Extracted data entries

• • • •

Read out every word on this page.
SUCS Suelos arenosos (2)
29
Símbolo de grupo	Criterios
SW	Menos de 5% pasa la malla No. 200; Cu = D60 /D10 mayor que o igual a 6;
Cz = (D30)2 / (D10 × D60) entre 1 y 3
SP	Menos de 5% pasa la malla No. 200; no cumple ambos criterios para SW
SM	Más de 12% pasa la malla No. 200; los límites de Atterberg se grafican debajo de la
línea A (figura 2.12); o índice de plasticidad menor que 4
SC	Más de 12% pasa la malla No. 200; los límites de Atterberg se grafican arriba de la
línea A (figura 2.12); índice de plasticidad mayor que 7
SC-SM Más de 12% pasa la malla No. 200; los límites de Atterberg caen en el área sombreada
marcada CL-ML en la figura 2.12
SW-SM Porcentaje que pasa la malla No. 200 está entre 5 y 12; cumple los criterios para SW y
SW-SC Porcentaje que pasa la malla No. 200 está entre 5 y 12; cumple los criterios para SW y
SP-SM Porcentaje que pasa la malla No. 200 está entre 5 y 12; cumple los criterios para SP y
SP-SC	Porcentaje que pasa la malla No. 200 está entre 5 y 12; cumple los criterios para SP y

• • • •

Every entry should be printed again exactly as written.

Read out every word on this page.
SUCS Suelos arenosos (2)
29
Símbolo de grupo	Criterios
SW	Menos de 5% pasa la malla No. 200; Cu = D60 /D10 mayor que o igual a 6;
Cz = (D30)2 / (D10 × D60) entre 1 y 3
SP	Menos de 5% pasa la malla No. 200; no cumple ambos criterios para SW
SM	Más de 12% pasa la malla No. 200; los límites de Atterberg se grafican debajo de la
línea A (figura 2.12); o índice de plasticidad menor que 4
SC	Más de 12% pasa la malla No. 200; los límites de Atterberg se grafican arriba de la
línea A (figura 2.12); índice de plasticidad mayor que 7
SC-SM Más de 12% pasa la malla No. 200; los límites de Atterberg caen en el área sombreada
marcada CL-ML en la figura 2.12
SW-SM Porcentaje que pasa la malla No. 200 está entre 5 y 12; cumple los criterios para SW y
SW-SC Porcentaje que pasa la malla No. 200 está entre 5 y 12; cumple los criterios para SW y
SP-SM Porcentaje que pasa la malla No. 200 está entre 5 y 12; cumple los criterios para SP y
SP-SC	Porcentaje que pasa la malla No. 200 está entre 5 y 12; cumple los criterios para SP y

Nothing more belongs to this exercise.